(PROBLEM TO WORK ON)
What number of lines hold the word "icon"? State that number and nothing besides.

Begin RECORD EXCERPTS

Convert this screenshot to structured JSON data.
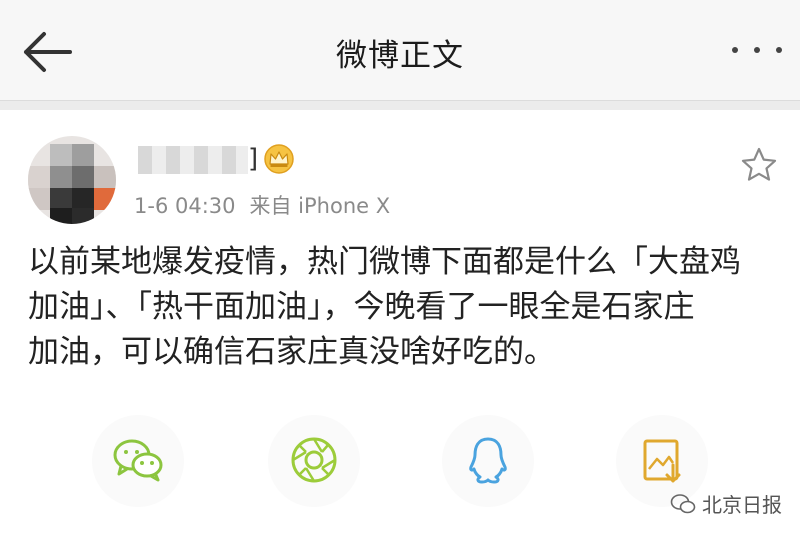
{
  "navbar": {
    "title": "微博正文",
    "back_icon": "arrow-left-icon",
    "more_icon": "more-dots-icon"
  },
  "post": {
    "username_suffix": "]",
    "badge_icon": "crown-icon",
    "time": "1-6 04:30",
    "source": "来自 iPhone X",
    "favorite_icon": "star-icon",
    "text_lines": [
      "以前某地爆发疫情，热门微博下面都是什么「大盘鸡",
      "加油」、「热干面加油」，今晚看了一眼全是石家庄",
      "加油，可以确信石家庄真没啥好吃的。"
    ]
  },
  "share": {
    "items": [
      {
        "icon": "wechat-icon",
        "color": "#8cc53f"
      },
      {
        "icon": "moments-icon",
        "color": "#9ccc3a"
      },
      {
        "icon": "qq-icon",
        "color": "#4aa3df"
      },
      {
        "icon": "save-image-icon",
        "color": "#e0a82e"
      }
    ]
  },
  "watermark": {
    "text": "北京日报"
  },
  "colors": {
    "accent_orange": "#f08a24",
    "meta_gray": "#8a8a8a",
    "nav_bg": "#f7f7f7"
  }
}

End RECORD EXCERPTS

(REPLY)
8